Job: Take every line where the string "text" appears and copy it.

Dataset records:
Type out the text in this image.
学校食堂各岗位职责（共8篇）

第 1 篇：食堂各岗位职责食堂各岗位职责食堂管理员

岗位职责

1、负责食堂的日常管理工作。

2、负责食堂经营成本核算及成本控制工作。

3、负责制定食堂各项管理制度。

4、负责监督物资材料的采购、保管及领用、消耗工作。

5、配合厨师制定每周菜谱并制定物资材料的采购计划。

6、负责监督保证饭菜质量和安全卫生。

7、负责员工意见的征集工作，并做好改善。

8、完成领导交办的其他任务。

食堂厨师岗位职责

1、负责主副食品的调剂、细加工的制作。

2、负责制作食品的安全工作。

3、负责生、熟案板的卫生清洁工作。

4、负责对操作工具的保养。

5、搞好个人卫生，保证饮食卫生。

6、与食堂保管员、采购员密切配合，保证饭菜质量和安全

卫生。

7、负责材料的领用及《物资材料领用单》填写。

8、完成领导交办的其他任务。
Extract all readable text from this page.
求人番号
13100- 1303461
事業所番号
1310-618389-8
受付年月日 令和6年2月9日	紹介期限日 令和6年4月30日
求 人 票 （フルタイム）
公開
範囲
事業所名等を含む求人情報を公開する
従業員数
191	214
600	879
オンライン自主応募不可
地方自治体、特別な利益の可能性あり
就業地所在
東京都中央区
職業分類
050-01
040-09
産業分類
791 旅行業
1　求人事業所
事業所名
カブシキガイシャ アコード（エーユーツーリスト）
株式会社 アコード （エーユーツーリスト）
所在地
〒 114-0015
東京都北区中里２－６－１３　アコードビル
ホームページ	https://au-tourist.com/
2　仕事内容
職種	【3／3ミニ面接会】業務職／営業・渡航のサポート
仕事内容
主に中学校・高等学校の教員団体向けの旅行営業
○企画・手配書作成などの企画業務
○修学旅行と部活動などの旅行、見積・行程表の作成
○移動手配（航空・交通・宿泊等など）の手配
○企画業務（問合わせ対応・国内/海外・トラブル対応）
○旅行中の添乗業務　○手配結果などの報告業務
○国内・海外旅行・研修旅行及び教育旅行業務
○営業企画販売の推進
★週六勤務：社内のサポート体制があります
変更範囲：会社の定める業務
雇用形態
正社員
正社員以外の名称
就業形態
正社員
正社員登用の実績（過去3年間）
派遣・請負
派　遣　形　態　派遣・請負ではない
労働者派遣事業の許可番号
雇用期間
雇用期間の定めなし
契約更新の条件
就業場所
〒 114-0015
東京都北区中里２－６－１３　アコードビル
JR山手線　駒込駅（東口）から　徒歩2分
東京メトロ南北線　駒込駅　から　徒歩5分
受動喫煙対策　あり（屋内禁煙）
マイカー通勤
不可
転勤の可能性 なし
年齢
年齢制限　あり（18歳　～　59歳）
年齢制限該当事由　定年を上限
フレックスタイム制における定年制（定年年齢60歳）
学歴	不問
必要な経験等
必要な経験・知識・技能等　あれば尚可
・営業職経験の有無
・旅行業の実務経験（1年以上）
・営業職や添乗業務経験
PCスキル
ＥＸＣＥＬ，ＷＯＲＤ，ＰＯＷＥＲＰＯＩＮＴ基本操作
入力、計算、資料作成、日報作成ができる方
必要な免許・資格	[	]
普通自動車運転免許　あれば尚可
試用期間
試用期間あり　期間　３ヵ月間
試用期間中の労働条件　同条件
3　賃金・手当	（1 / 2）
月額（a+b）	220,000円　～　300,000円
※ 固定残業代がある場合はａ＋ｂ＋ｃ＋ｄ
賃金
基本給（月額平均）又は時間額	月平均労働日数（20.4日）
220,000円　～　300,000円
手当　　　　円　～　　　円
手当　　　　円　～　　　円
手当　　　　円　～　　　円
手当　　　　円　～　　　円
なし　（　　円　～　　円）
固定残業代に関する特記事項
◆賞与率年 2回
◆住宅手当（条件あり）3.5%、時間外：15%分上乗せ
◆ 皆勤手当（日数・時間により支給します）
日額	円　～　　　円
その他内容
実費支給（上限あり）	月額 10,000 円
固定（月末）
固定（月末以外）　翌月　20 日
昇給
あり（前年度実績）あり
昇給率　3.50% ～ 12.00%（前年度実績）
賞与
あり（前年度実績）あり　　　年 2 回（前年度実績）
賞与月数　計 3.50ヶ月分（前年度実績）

Task solution:
Type out the text in this image.
Extract all readable text from this page.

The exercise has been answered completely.